Directions for this task — Where the data below has the string "hogy", return the whole line.
--- Begin Data provided ---
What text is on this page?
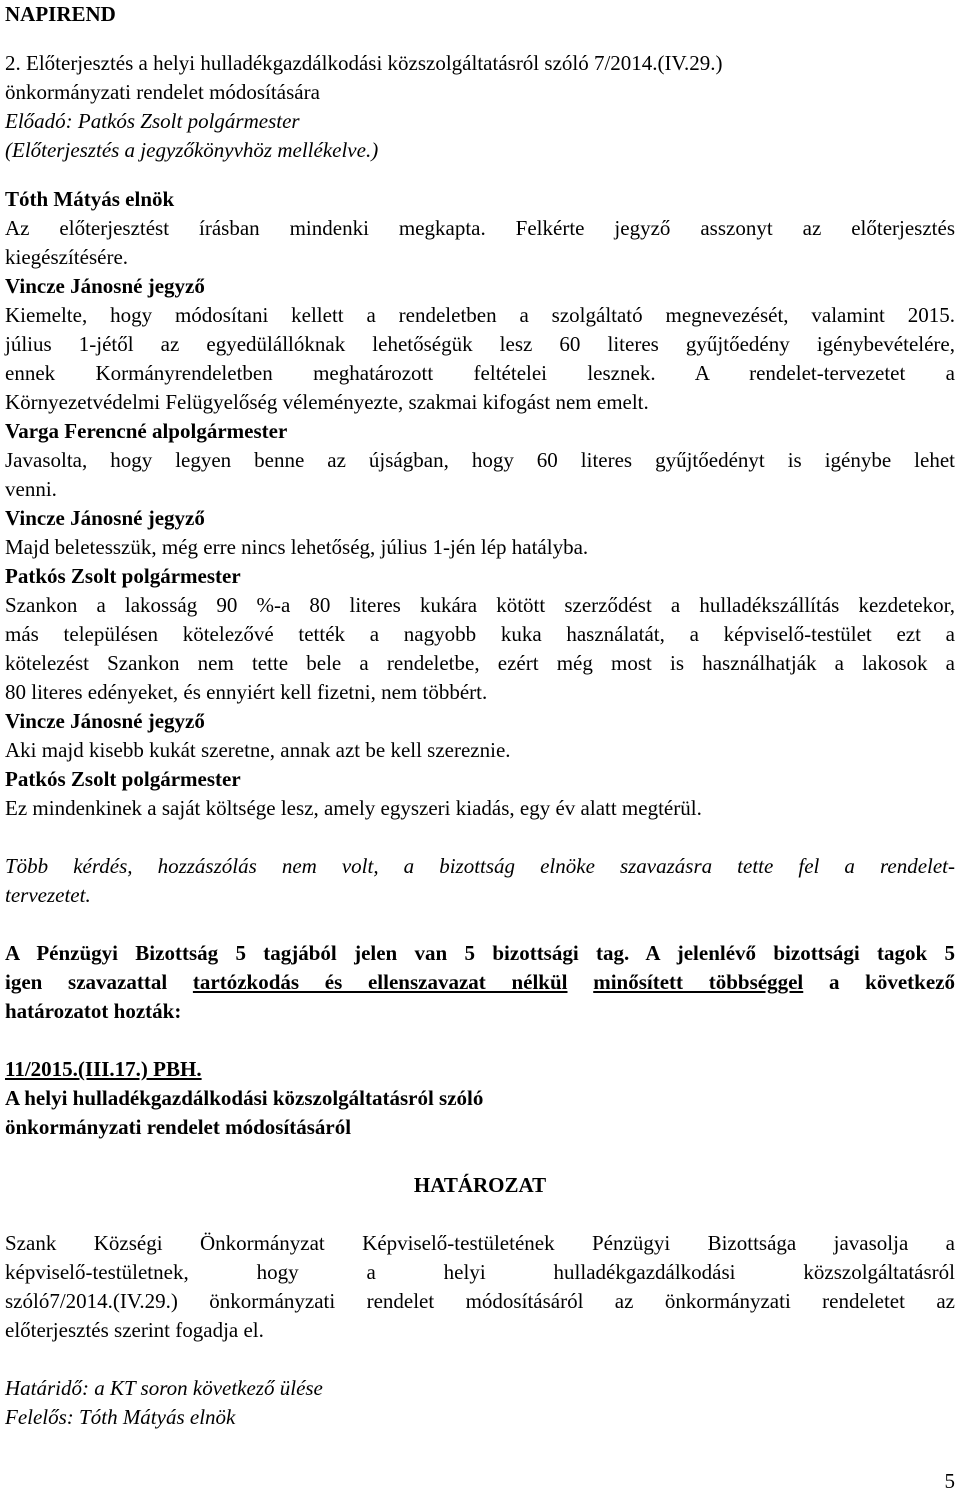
NAPIREND

2. Előterjesztés a helyi hulladékgazdálkodási közszolgáltatásról szóló 7/2014.(IV.29.)

önkormányzati rendelet módosítására

Előadó: Patkós Zsolt polgármester

(Előterjesztés a jegyzőkönyvhöz mellékelve.)

Tóth Mátyás elnök

Az előterjesztést írásban mindenki megkapta. Felkérte jegyző asszonyt az előterjesztés

kiegészítésére.

Vincze Jánosné jegyző

Kiemelte, hogy módosítani kellett a rendeletben a szolgáltató megnevezését, valamint 2015.

július 1-jétől az egyedülállóknak lehetőségük lesz 60 literes gyűjtőedény igénybevételére,

ennek Kormányrendeletben meghatározott feltételei lesznek. A rendelet-tervezetet a

Környezetvédelmi Felügyelőség véleményezte, szakmai kifogást nem emelt.

Varga Ferencné alpolgármester

Javasolta, hogy legyen benne az újságban, hogy 60 literes gyűjtőedényt is igénybe lehet

venni.

Vincze Jánosné jegyző

Majd beletesszük, még erre nincs lehetőség, július 1-jén lép hatályba.

Patkós Zsolt polgármester

Szankon a lakosság 90 %-a 80 literes kukára kötött szerződést a hulladékszállítás kezdetekor,

más településen kötelezővé tették a nagyobb kuka használatát, a képviselő-testület ezt a

kötelezést Szankon nem tette bele a rendeletbe, ezért még most is használhatják a lakosok a

80 literes edényeket, és ennyiért kell fizetni, nem többért.

Vincze Jánosné jegyző

Aki majd kisebb kukát szeretne, annak azt be kell szereznie.

Patkós Zsolt polgármester

Ez mindenkinek a saját költsége lesz, amely egyszeri kiadás, egy év alatt megtérül.

Több kérdés, hozzászólás nem volt, a bizottság elnöke szavazásra tette fel a rendelet-

tervezetet.

A Pénzügyi Bizottság 5 tagjából jelen van 5 bizottsági tag. A jelenlévő bizottsági tagok 5

igen szavazattal tartózkodás és ellenszavazat nélkül minősített többséggel a következő

határozatot hozták:

11/2015.(III.17.) PBH.

A helyi hulladékgazdálkodási közszolgáltatásról szóló

önkormányzati rendelet módosításáról

HATÁROZAT

Szank Községi Önkormányzat Képviselő-testületének Pénzügyi Bizottsága javasolja a

képviselő-testületnek, hogy a helyi hulladékgazdálkodási közszolgáltatásról

szóló7/2014.(IV.29.) önkormányzati rendelet módosításáról az önkormányzati rendeletet az

előterjesztés szerint fogadja el.

Határidő: a KT soron következő ülése

Felelős: Tóth Mátyás elnök

5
--- End Data provided ---
Result of the exercise —
Kiemelte, hogy módosítani kellett a rendeletben a szolgáltató megnevezését, valamint 2015.
Javasolta, hogy legyen benne az újságban, hogy 60 literes gyűjtőedényt is igénybe lehet
képviselő-testületnek, hogy a helyi hulladékgazdálkodási közszolgáltatásról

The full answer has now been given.